■ **Dataset excerpt**:
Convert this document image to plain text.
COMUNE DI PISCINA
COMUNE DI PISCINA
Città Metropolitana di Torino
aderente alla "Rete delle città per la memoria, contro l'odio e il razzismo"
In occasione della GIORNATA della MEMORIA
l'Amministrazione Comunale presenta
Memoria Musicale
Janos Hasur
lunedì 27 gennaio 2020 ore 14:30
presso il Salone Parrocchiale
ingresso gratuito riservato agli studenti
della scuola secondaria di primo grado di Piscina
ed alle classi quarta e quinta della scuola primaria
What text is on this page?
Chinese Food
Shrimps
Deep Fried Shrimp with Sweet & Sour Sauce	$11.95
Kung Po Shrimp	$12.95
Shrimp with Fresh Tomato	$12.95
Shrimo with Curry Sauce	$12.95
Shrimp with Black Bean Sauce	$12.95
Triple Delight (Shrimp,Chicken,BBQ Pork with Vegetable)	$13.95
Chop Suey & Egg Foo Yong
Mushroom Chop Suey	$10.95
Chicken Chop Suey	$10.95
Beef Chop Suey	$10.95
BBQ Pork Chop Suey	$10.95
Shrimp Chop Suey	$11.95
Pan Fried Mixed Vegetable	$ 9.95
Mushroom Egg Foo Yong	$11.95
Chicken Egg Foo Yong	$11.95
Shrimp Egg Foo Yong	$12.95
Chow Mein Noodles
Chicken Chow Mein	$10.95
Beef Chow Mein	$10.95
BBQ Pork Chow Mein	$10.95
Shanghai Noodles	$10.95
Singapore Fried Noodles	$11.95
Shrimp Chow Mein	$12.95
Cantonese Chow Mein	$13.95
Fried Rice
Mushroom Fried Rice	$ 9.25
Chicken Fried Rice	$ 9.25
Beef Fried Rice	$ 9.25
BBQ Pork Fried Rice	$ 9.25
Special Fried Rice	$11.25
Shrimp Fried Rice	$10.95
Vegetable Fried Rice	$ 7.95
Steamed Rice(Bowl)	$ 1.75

■ **PROBLEM TO WORK ON**:
Reproduce the listing shown above in its entirety, exactly.

■ **OUTPUT OF THE TASK**:
Convert this document image to plain text.
COMUNE DI PISCINA
COMUNE DI PISCINA
Città Metropolitana di Torino
aderente alla "Rete delle città per la memoria, contro l'odio e il razzismo"
In occasione della GIORNATA della MEMORIA
l'Amministrazione Comunale presenta
Memoria Musicale
Janos Hasur
lunedì 27 gennaio 2020 ore 14:30
presso il Salone Parrocchiale
ingresso gratuito riservato agli studenti
della scuola secondaria di primo grado di Piscina
ed alle classi quarta e quinta della scuola primaria
What text is on this page?
Chinese Food
Shrimps
Deep Fried Shrimp with Sweet & Sour Sauce	$11.95
Kung Po Shrimp	$12.95
Shrimp with Fresh Tomato	$12.95
Shrimo with Curry Sauce	$12.95
Shrimp with Black Bean Sauce	$12.95
Triple Delight (Shrimp,Chicken,BBQ Pork with Vegetable)	$13.95
Chop Suey & Egg Foo Yong
Mushroom Chop Suey	$10.95
Chicken Chop Suey	$10.95
Beef Chop Suey	$10.95
BBQ Pork Chop Suey	$10.95
Shrimp Chop Suey	$11.95
Pan Fried Mixed Vegetable	$ 9.95
Mushroom Egg Foo Yong	$11.95
Chicken Egg Foo Yong	$11.95
Shrimp Egg Foo Yong	$12.95
Chow Mein Noodles
Chicken Chow Mein	$10.95
Beef Chow Mein	$10.95
BBQ Pork Chow Mein	$10.95
Shanghai Noodles	$10.95
Singapore Fried Noodles	$11.95
Shrimp Chow Mein	$12.95
Cantonese Chow Mein	$13.95
Fried Rice
Mushroom Fried Rice	$ 9.25
Chicken Fried Rice	$ 9.25
Beef Fried Rice	$ 9.25
BBQ Pork Fried Rice	$ 9.25
Special Fried Rice	$11.25
Shrimp Fried Rice	$10.95
Vegetable Fried Rice	$ 7.95
Steamed Rice(Bowl)	$ 1.75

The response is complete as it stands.